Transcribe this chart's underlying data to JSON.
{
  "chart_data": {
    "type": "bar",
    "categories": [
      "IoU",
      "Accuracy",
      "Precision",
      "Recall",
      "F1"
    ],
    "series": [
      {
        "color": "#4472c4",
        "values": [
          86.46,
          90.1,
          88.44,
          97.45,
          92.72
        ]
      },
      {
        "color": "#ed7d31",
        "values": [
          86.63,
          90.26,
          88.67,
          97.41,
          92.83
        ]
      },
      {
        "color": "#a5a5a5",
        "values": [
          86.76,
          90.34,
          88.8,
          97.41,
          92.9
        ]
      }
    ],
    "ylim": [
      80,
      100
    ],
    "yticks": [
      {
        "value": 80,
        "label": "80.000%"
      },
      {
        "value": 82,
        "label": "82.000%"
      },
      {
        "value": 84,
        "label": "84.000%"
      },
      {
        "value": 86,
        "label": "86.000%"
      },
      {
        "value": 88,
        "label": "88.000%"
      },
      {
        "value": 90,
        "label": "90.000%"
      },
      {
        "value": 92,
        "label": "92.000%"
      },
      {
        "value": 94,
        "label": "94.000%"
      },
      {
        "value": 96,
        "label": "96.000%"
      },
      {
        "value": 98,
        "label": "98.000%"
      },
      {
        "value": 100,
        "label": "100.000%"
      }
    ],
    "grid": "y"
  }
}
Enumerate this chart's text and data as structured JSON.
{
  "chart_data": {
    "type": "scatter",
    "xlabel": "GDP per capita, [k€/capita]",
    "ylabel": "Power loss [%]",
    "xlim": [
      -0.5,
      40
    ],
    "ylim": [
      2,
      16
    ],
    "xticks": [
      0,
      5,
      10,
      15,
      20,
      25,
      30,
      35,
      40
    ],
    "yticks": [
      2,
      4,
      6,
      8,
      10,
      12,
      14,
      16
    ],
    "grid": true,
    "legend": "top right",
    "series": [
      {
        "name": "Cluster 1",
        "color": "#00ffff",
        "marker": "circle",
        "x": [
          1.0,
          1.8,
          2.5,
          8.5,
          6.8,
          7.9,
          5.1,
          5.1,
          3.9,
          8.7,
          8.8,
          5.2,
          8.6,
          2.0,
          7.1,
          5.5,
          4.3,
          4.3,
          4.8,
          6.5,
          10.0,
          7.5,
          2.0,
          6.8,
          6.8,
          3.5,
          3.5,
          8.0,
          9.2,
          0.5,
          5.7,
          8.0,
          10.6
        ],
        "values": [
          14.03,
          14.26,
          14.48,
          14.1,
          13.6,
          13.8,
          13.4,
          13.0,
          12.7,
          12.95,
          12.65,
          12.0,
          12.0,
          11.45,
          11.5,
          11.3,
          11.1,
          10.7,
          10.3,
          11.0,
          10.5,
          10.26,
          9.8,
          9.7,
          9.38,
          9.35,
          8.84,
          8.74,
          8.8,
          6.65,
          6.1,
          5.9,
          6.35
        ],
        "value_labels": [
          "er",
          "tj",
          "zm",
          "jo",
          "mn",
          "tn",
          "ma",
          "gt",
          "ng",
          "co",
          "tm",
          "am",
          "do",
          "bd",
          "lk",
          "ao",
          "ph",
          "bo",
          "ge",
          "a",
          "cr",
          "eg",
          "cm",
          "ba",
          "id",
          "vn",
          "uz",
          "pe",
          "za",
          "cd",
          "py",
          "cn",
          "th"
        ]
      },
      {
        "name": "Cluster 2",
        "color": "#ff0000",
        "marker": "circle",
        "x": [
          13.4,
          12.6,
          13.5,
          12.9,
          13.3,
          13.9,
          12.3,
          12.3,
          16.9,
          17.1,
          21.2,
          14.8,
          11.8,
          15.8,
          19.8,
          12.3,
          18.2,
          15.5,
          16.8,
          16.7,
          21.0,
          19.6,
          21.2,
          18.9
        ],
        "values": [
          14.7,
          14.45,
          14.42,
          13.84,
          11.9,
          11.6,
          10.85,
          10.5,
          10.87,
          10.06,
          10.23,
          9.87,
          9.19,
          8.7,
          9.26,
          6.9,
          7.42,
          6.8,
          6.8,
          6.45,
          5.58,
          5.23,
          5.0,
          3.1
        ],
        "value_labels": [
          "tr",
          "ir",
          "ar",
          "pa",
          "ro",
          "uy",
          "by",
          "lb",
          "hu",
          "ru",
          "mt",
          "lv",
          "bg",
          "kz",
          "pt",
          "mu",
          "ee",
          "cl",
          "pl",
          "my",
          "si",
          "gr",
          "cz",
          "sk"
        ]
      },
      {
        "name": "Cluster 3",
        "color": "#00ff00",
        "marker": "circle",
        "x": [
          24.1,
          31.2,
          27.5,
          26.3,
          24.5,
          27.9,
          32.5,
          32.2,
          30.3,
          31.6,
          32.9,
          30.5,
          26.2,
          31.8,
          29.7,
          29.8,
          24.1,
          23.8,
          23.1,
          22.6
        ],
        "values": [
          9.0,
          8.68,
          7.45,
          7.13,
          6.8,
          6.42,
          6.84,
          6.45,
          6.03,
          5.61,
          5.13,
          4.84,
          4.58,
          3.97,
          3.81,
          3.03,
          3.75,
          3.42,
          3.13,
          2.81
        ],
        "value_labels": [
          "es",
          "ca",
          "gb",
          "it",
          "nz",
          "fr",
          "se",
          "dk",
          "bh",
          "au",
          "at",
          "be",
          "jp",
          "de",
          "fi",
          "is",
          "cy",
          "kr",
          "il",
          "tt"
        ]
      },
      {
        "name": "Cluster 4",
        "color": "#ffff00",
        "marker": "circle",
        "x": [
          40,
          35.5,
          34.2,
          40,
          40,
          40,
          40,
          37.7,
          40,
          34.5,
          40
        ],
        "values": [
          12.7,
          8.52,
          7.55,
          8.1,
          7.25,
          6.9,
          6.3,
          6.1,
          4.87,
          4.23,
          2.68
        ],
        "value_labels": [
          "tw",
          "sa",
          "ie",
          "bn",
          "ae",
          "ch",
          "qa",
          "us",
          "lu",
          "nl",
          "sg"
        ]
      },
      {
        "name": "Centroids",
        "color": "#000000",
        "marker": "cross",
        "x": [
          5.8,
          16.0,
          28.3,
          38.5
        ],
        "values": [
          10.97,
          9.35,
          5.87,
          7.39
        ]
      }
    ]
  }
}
═══
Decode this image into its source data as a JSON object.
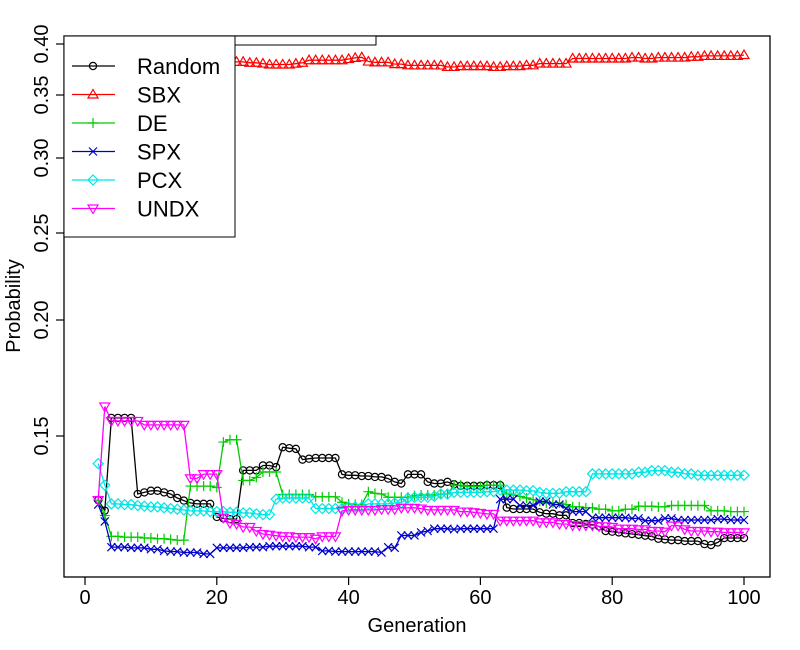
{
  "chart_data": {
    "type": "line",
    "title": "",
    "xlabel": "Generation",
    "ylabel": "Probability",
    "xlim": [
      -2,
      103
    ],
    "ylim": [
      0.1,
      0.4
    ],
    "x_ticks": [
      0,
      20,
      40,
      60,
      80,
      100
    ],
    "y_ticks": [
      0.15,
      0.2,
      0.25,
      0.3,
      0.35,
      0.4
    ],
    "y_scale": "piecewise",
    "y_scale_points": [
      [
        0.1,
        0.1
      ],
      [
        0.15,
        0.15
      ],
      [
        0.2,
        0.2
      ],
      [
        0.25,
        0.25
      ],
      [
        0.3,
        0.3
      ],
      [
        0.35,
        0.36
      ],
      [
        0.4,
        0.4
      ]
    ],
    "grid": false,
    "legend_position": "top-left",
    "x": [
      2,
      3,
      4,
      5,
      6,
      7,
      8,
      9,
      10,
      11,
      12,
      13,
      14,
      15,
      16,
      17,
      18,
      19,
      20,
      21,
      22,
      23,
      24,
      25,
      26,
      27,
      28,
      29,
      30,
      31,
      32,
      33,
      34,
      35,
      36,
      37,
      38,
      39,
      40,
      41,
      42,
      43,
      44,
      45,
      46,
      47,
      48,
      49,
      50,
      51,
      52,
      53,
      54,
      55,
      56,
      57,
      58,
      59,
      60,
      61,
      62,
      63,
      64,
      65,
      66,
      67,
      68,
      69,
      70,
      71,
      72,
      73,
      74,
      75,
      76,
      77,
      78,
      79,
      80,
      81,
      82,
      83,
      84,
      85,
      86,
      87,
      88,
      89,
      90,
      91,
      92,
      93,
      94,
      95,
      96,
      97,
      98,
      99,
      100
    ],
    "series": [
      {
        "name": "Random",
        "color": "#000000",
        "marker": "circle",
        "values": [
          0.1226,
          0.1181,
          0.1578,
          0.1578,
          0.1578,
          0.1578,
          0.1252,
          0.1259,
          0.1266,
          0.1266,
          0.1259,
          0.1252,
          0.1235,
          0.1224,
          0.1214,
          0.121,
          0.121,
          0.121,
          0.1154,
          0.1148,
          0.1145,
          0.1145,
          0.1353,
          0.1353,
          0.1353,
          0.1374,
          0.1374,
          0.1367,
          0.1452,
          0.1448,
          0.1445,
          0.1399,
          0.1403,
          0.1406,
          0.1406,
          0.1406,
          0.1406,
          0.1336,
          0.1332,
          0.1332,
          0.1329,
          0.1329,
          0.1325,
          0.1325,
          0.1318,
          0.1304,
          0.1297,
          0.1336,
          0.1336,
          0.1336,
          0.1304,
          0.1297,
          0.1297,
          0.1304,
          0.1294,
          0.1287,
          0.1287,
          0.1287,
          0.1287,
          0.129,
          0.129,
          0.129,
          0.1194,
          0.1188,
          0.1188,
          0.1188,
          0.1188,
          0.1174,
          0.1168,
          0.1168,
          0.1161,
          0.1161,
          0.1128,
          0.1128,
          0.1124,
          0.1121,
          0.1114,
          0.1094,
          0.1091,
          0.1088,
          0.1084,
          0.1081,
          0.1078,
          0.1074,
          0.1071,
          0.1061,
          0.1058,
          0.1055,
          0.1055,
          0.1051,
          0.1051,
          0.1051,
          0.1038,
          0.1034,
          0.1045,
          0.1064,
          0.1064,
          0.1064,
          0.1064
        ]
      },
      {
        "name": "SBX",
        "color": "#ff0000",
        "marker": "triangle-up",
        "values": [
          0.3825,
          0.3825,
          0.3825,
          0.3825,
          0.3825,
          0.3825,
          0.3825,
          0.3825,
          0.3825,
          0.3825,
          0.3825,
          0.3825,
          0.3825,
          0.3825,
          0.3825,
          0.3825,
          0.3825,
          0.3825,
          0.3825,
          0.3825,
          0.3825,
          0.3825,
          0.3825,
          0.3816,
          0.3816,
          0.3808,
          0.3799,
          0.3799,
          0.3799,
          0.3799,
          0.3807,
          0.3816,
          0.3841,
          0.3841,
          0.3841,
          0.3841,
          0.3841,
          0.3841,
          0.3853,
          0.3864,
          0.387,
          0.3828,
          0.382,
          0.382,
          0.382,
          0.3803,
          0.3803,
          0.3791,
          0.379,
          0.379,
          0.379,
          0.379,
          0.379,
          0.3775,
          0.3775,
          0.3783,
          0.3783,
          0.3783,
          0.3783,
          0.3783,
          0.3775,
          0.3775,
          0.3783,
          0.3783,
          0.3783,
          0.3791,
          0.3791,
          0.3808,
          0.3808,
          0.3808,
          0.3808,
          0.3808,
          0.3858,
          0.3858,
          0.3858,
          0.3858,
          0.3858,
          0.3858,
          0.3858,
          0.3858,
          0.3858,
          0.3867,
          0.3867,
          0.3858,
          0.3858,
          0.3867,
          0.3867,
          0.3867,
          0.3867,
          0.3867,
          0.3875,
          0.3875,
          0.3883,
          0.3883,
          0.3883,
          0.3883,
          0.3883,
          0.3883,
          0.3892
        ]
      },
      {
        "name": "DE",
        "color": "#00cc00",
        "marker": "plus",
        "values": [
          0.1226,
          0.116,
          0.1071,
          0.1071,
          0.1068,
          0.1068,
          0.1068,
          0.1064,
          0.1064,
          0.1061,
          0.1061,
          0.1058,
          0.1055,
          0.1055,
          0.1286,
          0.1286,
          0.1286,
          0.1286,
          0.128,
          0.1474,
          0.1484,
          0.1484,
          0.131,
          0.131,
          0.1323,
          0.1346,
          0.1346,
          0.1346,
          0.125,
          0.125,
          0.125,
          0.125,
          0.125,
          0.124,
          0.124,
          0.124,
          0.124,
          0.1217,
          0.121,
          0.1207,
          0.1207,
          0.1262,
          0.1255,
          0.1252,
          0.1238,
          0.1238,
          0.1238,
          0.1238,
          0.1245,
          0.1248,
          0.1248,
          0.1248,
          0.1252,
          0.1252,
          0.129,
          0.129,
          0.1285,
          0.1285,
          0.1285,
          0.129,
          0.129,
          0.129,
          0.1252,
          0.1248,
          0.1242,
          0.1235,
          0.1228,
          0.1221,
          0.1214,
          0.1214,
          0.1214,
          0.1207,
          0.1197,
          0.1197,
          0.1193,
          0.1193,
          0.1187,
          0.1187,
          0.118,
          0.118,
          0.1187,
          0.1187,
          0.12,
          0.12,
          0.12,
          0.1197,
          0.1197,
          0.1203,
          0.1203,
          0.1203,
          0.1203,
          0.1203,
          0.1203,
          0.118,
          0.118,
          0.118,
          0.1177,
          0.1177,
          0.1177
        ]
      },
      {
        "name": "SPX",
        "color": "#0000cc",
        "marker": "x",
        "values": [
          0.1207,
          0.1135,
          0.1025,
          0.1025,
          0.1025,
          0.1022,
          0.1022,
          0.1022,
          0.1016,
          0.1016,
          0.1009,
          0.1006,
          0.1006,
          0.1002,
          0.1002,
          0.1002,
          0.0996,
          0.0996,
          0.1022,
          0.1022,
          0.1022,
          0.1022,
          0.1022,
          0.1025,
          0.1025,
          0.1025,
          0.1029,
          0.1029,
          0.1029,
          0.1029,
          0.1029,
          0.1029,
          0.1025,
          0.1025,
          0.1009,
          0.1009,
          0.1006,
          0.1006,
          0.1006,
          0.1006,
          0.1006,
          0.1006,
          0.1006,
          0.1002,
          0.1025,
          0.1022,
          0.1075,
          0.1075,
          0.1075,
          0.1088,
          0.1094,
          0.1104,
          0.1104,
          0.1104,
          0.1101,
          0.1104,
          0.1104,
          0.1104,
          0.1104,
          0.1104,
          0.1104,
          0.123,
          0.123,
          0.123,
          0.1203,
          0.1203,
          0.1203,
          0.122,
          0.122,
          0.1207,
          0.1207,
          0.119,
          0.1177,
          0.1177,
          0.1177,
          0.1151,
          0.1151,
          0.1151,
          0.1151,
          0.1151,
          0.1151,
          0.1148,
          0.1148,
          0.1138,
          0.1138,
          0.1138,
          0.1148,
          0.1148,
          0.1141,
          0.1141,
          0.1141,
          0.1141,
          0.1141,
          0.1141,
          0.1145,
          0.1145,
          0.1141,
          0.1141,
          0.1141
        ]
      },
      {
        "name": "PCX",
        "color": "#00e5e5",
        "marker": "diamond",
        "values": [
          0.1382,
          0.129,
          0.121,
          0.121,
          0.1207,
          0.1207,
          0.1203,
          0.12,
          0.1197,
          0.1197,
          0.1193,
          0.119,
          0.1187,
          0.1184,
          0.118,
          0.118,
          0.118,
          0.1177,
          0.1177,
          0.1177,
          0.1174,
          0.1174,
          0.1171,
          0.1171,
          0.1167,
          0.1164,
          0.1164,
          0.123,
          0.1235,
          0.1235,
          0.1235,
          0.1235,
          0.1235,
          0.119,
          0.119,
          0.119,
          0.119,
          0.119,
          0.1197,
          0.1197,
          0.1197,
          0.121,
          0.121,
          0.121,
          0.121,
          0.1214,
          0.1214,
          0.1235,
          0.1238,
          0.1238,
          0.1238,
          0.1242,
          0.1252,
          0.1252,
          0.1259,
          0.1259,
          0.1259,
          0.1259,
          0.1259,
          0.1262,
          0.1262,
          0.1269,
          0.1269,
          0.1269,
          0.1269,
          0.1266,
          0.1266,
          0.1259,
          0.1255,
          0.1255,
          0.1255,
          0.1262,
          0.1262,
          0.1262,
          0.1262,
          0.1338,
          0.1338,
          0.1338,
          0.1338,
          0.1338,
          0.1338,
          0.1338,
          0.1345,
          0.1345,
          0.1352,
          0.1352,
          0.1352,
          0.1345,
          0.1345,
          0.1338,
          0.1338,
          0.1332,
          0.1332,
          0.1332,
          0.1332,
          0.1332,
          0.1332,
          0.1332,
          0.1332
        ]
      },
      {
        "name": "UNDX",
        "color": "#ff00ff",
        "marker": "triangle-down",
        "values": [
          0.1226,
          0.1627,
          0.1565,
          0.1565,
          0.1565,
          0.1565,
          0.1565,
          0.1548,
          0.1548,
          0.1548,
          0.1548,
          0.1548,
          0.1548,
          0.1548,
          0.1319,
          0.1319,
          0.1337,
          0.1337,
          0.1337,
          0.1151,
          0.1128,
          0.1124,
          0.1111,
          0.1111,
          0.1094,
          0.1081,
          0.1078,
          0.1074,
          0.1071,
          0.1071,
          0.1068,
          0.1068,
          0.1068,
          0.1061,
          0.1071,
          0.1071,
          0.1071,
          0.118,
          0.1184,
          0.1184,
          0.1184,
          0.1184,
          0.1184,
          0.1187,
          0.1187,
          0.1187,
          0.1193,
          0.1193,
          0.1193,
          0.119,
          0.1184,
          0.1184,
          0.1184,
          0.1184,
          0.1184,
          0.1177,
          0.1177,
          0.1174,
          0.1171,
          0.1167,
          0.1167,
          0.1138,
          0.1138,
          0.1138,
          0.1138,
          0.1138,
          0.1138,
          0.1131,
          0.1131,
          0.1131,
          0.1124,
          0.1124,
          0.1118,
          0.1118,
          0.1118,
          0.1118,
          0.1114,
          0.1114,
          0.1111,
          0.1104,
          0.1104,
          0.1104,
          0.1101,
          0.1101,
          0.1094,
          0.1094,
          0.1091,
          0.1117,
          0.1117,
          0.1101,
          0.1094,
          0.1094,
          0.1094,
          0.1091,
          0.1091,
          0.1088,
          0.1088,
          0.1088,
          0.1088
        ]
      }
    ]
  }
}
═══
Tally the lines in this data that hold the word "xlabel" and state only the count.

*WORKED ANSWER*
2